Task description
Every line with the string "SDTVAR" should be gathered.

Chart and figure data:

---

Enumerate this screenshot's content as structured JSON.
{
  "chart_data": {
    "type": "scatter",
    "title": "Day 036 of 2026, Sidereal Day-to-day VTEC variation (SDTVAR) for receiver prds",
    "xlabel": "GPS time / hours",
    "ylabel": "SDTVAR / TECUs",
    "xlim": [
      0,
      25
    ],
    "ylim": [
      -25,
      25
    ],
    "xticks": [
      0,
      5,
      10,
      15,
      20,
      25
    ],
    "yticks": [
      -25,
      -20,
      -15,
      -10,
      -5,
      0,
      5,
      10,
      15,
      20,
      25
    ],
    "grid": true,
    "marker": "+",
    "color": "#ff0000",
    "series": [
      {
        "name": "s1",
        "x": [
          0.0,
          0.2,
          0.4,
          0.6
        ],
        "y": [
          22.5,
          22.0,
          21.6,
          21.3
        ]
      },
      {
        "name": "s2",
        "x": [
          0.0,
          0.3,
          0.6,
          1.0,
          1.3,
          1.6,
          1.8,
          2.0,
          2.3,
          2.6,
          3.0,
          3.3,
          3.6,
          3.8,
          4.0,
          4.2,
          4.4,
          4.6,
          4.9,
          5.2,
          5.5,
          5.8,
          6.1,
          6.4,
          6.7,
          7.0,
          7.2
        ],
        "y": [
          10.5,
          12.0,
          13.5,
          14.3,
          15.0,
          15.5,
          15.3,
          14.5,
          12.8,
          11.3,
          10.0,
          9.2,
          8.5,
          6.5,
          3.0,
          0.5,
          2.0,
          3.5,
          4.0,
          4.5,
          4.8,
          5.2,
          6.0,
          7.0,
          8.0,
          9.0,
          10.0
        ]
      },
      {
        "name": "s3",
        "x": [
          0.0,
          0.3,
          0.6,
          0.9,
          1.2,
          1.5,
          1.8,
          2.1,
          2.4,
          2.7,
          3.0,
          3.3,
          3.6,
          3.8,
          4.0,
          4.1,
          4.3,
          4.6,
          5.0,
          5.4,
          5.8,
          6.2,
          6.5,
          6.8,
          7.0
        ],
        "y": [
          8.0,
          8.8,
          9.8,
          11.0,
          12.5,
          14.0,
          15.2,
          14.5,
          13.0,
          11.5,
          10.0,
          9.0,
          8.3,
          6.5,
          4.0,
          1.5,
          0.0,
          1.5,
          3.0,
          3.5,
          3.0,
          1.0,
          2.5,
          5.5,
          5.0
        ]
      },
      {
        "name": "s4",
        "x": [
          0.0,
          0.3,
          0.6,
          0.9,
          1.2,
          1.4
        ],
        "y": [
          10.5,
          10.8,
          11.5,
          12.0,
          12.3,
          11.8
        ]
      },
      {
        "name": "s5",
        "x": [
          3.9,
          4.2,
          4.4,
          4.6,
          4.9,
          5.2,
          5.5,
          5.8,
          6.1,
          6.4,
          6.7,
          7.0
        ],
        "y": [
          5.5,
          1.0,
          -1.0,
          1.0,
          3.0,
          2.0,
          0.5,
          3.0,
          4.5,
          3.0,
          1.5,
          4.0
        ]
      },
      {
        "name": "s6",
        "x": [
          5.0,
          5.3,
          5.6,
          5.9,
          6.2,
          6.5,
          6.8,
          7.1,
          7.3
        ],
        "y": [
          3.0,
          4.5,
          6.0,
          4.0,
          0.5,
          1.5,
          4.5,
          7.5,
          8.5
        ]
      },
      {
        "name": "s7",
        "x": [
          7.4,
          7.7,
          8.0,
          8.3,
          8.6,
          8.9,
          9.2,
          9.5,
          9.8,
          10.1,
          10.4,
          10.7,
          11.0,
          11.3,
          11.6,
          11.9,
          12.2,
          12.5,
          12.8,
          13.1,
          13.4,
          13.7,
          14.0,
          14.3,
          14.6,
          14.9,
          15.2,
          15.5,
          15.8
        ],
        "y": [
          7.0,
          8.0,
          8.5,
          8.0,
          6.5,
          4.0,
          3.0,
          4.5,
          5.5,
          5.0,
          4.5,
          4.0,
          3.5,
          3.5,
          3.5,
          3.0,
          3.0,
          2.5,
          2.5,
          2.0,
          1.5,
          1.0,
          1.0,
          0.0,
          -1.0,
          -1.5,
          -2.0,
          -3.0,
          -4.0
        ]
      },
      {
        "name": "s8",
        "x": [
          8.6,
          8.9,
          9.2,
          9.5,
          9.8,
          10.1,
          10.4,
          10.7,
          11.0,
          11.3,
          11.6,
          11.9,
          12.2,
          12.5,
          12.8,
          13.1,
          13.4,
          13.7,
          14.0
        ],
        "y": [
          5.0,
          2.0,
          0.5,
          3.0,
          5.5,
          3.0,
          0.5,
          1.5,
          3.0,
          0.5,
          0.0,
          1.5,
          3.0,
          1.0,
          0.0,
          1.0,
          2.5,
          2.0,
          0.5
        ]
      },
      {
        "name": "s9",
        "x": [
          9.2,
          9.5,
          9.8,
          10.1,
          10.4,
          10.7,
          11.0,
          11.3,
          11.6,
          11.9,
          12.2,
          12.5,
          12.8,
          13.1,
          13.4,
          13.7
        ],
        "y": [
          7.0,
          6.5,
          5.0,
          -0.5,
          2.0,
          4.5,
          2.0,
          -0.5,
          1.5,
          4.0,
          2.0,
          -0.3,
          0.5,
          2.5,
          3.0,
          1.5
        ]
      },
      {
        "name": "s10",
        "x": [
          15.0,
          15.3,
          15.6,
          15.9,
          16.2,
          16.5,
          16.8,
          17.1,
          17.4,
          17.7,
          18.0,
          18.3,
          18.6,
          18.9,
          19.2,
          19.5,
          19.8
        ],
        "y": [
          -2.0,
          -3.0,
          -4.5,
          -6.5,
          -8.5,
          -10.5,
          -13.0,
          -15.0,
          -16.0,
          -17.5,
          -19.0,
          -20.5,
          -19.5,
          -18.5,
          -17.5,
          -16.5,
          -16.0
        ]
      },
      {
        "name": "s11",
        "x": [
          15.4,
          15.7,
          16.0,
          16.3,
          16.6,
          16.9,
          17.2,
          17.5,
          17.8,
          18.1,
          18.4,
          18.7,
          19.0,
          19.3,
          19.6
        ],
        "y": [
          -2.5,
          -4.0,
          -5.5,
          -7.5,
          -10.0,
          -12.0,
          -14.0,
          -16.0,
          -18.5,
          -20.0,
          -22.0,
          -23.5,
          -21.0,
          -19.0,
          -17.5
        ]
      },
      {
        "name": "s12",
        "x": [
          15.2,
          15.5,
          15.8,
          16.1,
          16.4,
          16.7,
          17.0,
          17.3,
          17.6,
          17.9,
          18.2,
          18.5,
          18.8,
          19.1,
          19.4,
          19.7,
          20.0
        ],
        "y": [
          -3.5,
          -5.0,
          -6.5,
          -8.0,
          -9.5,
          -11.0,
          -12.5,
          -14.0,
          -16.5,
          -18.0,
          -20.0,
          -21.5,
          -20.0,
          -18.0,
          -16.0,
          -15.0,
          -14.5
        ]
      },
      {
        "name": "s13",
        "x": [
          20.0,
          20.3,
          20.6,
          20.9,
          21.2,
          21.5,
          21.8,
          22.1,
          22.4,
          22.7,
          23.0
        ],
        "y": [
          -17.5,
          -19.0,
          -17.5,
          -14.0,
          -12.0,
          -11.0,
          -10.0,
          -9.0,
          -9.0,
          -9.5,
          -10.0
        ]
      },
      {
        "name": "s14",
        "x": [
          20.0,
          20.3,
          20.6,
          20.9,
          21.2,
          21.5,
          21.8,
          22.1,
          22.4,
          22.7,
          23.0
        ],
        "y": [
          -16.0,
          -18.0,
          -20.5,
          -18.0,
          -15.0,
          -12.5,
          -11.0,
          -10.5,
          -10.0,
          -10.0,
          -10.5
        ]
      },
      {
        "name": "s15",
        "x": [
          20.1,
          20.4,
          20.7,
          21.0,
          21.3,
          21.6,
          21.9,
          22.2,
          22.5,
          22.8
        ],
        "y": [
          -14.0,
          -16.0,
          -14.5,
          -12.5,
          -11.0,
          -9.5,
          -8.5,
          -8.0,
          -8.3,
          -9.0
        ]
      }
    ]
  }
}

---

Output of the exercise
    "title": "Day 036 of 2026, Sidereal Day-to-day VTEC variation (SDTVAR) for receiver prds",
    "ylabel": "SDTVAR / TECUs",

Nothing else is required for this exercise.